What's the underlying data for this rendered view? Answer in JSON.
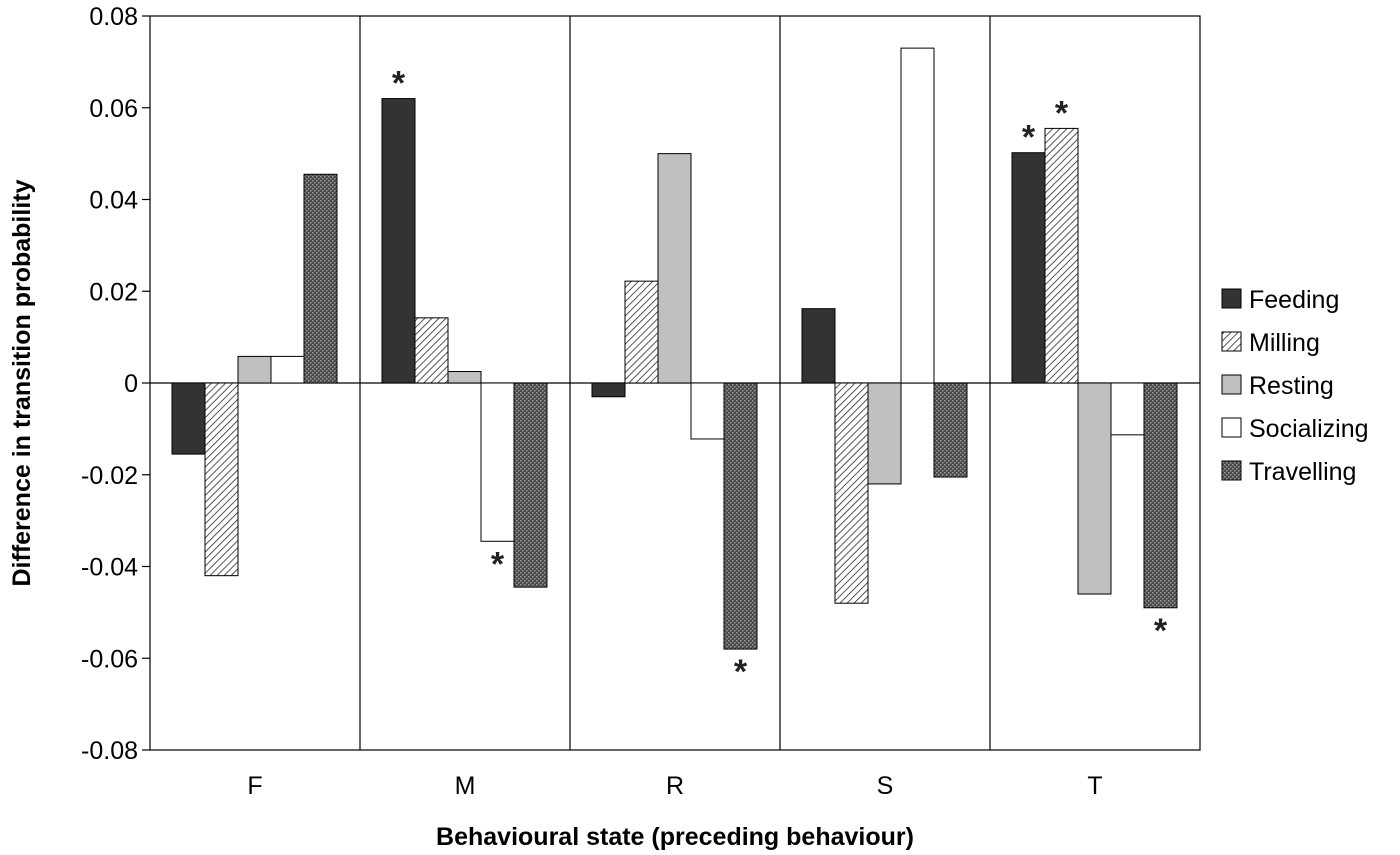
{
  "chart_data": {
    "type": "bar",
    "title": "",
    "xlabel": "Behavioural state (preceding behaviour)",
    "ylabel": "Difference in transition probability",
    "ylim": [
      -0.08,
      0.08
    ],
    "yticks": [
      0.08,
      0.06,
      0.04,
      0.02,
      0,
      -0.02,
      -0.04,
      -0.06,
      -0.08
    ],
    "ytick_labels": [
      "0.08",
      "0.06",
      "0.04",
      "0.02",
      "0",
      "-0.02",
      "-0.04",
      "-0.06",
      "-0.08"
    ],
    "categories": [
      "F",
      "M",
      "R",
      "S",
      "T"
    ],
    "legend_position": "right",
    "significance_marker": "*",
    "series": [
      {
        "name": "Feeding",
        "pattern": "solid-dark",
        "values": [
          -0.0155,
          0.062,
          -0.003,
          0.0162,
          0.0502
        ],
        "significant": [
          false,
          true,
          false,
          false,
          true
        ]
      },
      {
        "name": "Milling",
        "pattern": "diagonal-hatch",
        "values": [
          -0.042,
          0.0142,
          0.0222,
          -0.048,
          0.0555
        ],
        "significant": [
          false,
          false,
          false,
          false,
          true
        ]
      },
      {
        "name": "Resting",
        "pattern": "solid-light-gray",
        "values": [
          0.0058,
          0.0025,
          0.05,
          -0.022,
          -0.046
        ],
        "significant": [
          false,
          false,
          false,
          false,
          false
        ]
      },
      {
        "name": "Socializing",
        "pattern": "white",
        "values": [
          0.0058,
          -0.0345,
          -0.0122,
          0.073,
          -0.0113
        ],
        "significant": [
          false,
          true,
          false,
          false,
          false
        ]
      },
      {
        "name": "Travelling",
        "pattern": "crosshatch-dark",
        "values": [
          0.0455,
          -0.0445,
          -0.058,
          -0.0205,
          -0.049
        ],
        "significant": [
          false,
          false,
          true,
          false,
          true
        ]
      }
    ]
  }
}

» TASK REQUIREMENTS
Leave out the pictures and copy the rest of the material above exactly.

» REPLY TO THE TASK
What's the underlying data for this rendered view? Answer in JSON.
{
  "chart_data": {
    "type": "bar",
    "title": "",
    "xlabel": "Behavioural state (preceding behaviour)",
    "ylabel": "Difference in transition probability",
    "ylim": [
      -0.08,
      0.08
    ],
    "yticks": [
      0.08,
      0.06,
      0.04,
      0.02,
      0,
      -0.02,
      -0.04,
      -0.06,
      -0.08
    ],
    "ytick_labels": [
      "0.08",
      "0.06",
      "0.04",
      "0.02",
      "0",
      "-0.02",
      "-0.04",
      "-0.06",
      "-0.08"
    ],
    "categories": [
      "F",
      "M",
      "R",
      "S",
      "T"
    ],
    "legend_position": "right",
    "significance_marker": "*",
    "series": [
      {
        "name": "Feeding",
        "pattern": "solid-dark",
        "values": [
          -0.0155,
          0.062,
          -0.003,
          0.0162,
          0.0502
        ],
        "significant": [
          false,
          true,
          false,
          false,
          true
        ]
      },
      {
        "name": "Milling",
        "pattern": "diagonal-hatch",
        "values": [
          -0.042,
          0.0142,
          0.0222,
          -0.048,
          0.0555
        ],
        "significant": [
          false,
          false,
          false,
          false,
          true
        ]
      },
      {
        "name": "Resting",
        "pattern": "solid-light-gray",
        "values": [
          0.0058,
          0.0025,
          0.05,
          -0.022,
          -0.046
        ],
        "significant": [
          false,
          false,
          false,
          false,
          false
        ]
      },
      {
        "name": "Socializing",
        "pattern": "white",
        "values": [
          0.0058,
          -0.0345,
          -0.0122,
          0.073,
          -0.0113
        ],
        "significant": [
          false,
          true,
          false,
          false,
          false
        ]
      },
      {
        "name": "Travelling",
        "pattern": "crosshatch-dark",
        "values": [
          0.0455,
          -0.0445,
          -0.058,
          -0.0205,
          -0.049
        ],
        "significant": [
          false,
          false,
          true,
          false,
          true
        ]
      }
    ]
  }
}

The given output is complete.